Data entries for graphics:
((

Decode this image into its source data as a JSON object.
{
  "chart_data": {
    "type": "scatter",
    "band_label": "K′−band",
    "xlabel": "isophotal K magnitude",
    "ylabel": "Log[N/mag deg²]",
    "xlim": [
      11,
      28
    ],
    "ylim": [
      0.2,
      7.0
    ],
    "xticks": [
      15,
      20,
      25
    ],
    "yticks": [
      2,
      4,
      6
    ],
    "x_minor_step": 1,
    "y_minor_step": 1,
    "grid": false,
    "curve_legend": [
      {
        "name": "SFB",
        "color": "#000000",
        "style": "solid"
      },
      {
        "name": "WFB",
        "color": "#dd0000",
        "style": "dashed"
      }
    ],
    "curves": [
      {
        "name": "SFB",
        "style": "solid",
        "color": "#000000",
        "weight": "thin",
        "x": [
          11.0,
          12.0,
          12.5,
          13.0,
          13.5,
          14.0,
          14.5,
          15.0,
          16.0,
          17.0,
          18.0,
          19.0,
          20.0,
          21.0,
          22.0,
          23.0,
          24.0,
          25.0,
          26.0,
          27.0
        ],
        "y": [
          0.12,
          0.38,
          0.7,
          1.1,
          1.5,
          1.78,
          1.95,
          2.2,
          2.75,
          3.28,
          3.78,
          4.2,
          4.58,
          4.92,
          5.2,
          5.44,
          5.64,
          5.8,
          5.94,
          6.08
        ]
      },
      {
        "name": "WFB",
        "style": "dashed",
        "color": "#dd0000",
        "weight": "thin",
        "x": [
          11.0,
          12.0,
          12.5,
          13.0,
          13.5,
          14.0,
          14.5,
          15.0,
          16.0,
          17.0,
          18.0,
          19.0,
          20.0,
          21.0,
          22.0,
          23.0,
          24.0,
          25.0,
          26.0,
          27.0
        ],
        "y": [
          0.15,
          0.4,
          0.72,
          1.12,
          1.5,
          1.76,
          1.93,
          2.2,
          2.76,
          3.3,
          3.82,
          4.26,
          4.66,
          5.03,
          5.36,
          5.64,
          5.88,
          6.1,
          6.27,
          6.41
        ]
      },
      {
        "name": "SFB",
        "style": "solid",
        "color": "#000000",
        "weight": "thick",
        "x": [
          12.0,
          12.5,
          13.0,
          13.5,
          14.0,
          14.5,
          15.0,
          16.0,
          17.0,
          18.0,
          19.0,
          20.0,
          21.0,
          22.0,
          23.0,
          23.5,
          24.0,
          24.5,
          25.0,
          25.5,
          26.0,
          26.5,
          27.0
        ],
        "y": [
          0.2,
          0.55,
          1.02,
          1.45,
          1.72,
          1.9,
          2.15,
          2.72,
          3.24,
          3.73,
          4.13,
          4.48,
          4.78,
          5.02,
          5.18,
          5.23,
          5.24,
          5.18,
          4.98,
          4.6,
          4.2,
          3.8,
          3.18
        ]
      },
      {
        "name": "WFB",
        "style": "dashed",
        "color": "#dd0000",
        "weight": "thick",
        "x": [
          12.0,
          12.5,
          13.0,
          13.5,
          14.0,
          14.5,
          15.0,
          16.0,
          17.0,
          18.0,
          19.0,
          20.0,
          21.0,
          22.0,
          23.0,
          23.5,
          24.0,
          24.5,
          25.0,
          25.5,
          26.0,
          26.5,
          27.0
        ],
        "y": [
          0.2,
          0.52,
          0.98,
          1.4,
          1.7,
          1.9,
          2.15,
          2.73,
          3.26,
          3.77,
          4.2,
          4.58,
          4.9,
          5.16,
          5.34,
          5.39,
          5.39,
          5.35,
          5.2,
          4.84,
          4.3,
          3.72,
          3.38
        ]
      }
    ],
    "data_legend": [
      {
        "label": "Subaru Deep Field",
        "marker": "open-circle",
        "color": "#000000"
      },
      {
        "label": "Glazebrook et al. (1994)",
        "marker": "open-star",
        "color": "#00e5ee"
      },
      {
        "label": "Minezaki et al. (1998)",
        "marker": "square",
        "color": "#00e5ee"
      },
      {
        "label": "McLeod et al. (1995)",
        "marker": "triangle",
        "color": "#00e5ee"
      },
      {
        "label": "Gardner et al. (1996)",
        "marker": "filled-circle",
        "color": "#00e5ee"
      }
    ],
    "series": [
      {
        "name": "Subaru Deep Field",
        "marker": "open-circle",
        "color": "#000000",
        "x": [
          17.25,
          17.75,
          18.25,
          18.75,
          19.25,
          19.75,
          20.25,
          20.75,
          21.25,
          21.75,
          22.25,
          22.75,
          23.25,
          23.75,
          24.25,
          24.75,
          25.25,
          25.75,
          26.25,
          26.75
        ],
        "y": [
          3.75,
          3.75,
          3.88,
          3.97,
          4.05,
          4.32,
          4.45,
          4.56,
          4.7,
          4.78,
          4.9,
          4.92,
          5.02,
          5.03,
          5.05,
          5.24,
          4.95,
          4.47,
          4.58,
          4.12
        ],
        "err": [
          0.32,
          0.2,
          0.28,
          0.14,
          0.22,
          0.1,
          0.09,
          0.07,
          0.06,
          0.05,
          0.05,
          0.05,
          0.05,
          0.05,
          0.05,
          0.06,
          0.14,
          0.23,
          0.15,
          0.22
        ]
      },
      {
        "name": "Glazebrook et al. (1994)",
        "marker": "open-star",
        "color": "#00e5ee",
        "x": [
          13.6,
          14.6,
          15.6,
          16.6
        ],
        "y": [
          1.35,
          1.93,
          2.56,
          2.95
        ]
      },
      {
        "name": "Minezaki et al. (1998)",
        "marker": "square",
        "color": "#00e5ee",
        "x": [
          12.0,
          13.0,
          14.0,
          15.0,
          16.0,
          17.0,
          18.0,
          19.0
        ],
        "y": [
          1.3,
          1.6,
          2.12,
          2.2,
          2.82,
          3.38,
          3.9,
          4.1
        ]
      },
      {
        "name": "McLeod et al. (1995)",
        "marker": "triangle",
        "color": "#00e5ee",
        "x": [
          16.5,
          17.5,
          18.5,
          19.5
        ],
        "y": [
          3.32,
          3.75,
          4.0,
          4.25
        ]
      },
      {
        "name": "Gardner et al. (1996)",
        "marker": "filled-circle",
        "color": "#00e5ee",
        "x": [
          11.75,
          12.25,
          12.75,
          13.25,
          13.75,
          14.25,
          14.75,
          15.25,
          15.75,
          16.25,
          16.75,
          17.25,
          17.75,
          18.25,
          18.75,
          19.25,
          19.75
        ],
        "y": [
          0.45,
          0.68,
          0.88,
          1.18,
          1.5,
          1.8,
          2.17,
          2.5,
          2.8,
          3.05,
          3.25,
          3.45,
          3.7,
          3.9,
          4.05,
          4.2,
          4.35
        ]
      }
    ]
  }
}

))

§ **EXERCISE DESCRIPTION**
Go through the listing and copy all of it exactly.

§ **TASK RESPONSE**
Decode this image into its source data as a JSON object.
{
  "chart_data": {
    "type": "scatter",
    "band_label": "K′−band",
    "xlabel": "isophotal K magnitude",
    "ylabel": "Log[N/mag deg²]",
    "xlim": [
      11,
      28
    ],
    "ylim": [
      0.2,
      7.0
    ],
    "xticks": [
      15,
      20,
      25
    ],
    "yticks": [
      2,
      4,
      6
    ],
    "x_minor_step": 1,
    "y_minor_step": 1,
    "grid": false,
    "curve_legend": [
      {
        "name": "SFB",
        "color": "#000000",
        "style": "solid"
      },
      {
        "name": "WFB",
        "color": "#dd0000",
        "style": "dashed"
      }
    ],
    "curves": [
      {
        "name": "SFB",
        "style": "solid",
        "color": "#000000",
        "weight": "thin",
        "x": [
          11.0,
          12.0,
          12.5,
          13.0,
          13.5,
          14.0,
          14.5,
          15.0,
          16.0,
          17.0,
          18.0,
          19.0,
          20.0,
          21.0,
          22.0,
          23.0,
          24.0,
          25.0,
          26.0,
          27.0
        ],
        "y": [
          0.12,
          0.38,
          0.7,
          1.1,
          1.5,
          1.78,
          1.95,
          2.2,
          2.75,
          3.28,
          3.78,
          4.2,
          4.58,
          4.92,
          5.2,
          5.44,
          5.64,
          5.8,
          5.94,
          6.08
        ]
      },
      {
        "name": "WFB",
        "style": "dashed",
        "color": "#dd0000",
        "weight": "thin",
        "x": [
          11.0,
          12.0,
          12.5,
          13.0,
          13.5,
          14.0,
          14.5,
          15.0,
          16.0,
          17.0,
          18.0,
          19.0,
          20.0,
          21.0,
          22.0,
          23.0,
          24.0,
          25.0,
          26.0,
          27.0
        ],
        "y": [
          0.15,
          0.4,
          0.72,
          1.12,
          1.5,
          1.76,
          1.93,
          2.2,
          2.76,
          3.3,
          3.82,
          4.26,
          4.66,
          5.03,
          5.36,
          5.64,
          5.88,
          6.1,
          6.27,
          6.41
        ]
      },
      {
        "name": "SFB",
        "style": "solid",
        "color": "#000000",
        "weight": "thick",
        "x": [
          12.0,
          12.5,
          13.0,
          13.5,
          14.0,
          14.5,
          15.0,
          16.0,
          17.0,
          18.0,
          19.0,
          20.0,
          21.0,
          22.0,
          23.0,
          23.5,
          24.0,
          24.5,
          25.0,
          25.5,
          26.0,
          26.5,
          27.0
        ],
        "y": [
          0.2,
          0.55,
          1.02,
          1.45,
          1.72,
          1.9,
          2.15,
          2.72,
          3.24,
          3.73,
          4.13,
          4.48,
          4.78,
          5.02,
          5.18,
          5.23,
          5.24,
          5.18,
          4.98,
          4.6,
          4.2,
          3.8,
          3.18
        ]
      },
      {
        "name": "WFB",
        "style": "dashed",
        "color": "#dd0000",
        "weight": "thick",
        "x": [
          12.0,
          12.5,
          13.0,
          13.5,
          14.0,
          14.5,
          15.0,
          16.0,
          17.0,
          18.0,
          19.0,
          20.0,
          21.0,
          22.0,
          23.0,
          23.5,
          24.0,
          24.5,
          25.0,
          25.5,
          26.0,
          26.5,
          27.0
        ],
        "y": [
          0.2,
          0.52,
          0.98,
          1.4,
          1.7,
          1.9,
          2.15,
          2.73,
          3.26,
          3.77,
          4.2,
          4.58,
          4.9,
          5.16,
          5.34,
          5.39,
          5.39,
          5.35,
          5.2,
          4.84,
          4.3,
          3.72,
          3.38
        ]
      }
    ],
    "data_legend": [
      {
        "label": "Subaru Deep Field",
        "marker": "open-circle",
        "color": "#000000"
      },
      {
        "label": "Glazebrook et al. (1994)",
        "marker": "open-star",
        "color": "#00e5ee"
      },
      {
        "label": "Minezaki et al. (1998)",
        "marker": "square",
        "color": "#00e5ee"
      },
      {
        "label": "McLeod et al. (1995)",
        "marker": "triangle",
        "color": "#00e5ee"
      },
      {
        "label": "Gardner et al. (1996)",
        "marker": "filled-circle",
        "color": "#00e5ee"
      }
    ],
    "series": [
      {
        "name": "Subaru Deep Field",
        "marker": "open-circle",
        "color": "#000000",
        "x": [
          17.25,
          17.75,
          18.25,
          18.75,
          19.25,
          19.75,
          20.25,
          20.75,
          21.25,
          21.75,
          22.25,
          22.75,
          23.25,
          23.75,
          24.25,
          24.75,
          25.25,
          25.75,
          26.25,
          26.75
        ],
        "y": [
          3.75,
          3.75,
          3.88,
          3.97,
          4.05,
          4.32,
          4.45,
          4.56,
          4.7,
          4.78,
          4.9,
          4.92,
          5.02,
          5.03,
          5.05,
          5.24,
          4.95,
          4.47,
          4.58,
          4.12
        ],
        "err": [
          0.32,
          0.2,
          0.28,
          0.14,
          0.22,
          0.1,
          0.09,
          0.07,
          0.06,
          0.05,
          0.05,
          0.05,
          0.05,
          0.05,
          0.05,
          0.06,
          0.14,
          0.23,
          0.15,
          0.22
        ]
      },
      {
        "name": "Glazebrook et al. (1994)",
        "marker": "open-star",
        "color": "#00e5ee",
        "x": [
          13.6,
          14.6,
          15.6,
          16.6
        ],
        "y": [
          1.35,
          1.93,
          2.56,
          2.95
        ]
      },
      {
        "name": "Minezaki et al. (1998)",
        "marker": "square",
        "color": "#00e5ee",
        "x": [
          12.0,
          13.0,
          14.0,
          15.0,
          16.0,
          17.0,
          18.0,
          19.0
        ],
        "y": [
          1.3,
          1.6,
          2.12,
          2.2,
          2.82,
          3.38,
          3.9,
          4.1
        ]
      },
      {
        "name": "McLeod et al. (1995)",
        "marker": "triangle",
        "color": "#00e5ee",
        "x": [
          16.5,
          17.5,
          18.5,
          19.5
        ],
        "y": [
          3.32,
          3.75,
          4.0,
          4.25
        ]
      },
      {
        "name": "Gardner et al. (1996)",
        "marker": "filled-circle",
        "color": "#00e5ee",
        "x": [
          11.75,
          12.25,
          12.75,
          13.25,
          13.75,
          14.25,
          14.75,
          15.25,
          15.75,
          16.25,
          16.75,
          17.25,
          17.75,
          18.25,
          18.75,
          19.25,
          19.75
        ],
        "y": [
          0.45,
          0.68,
          0.88,
          1.18,
          1.5,
          1.8,
          2.17,
          2.5,
          2.8,
          3.05,
          3.25,
          3.45,
          3.7,
          3.9,
          4.05,
          4.2,
          4.35
        ]
      }
    ]
  }
}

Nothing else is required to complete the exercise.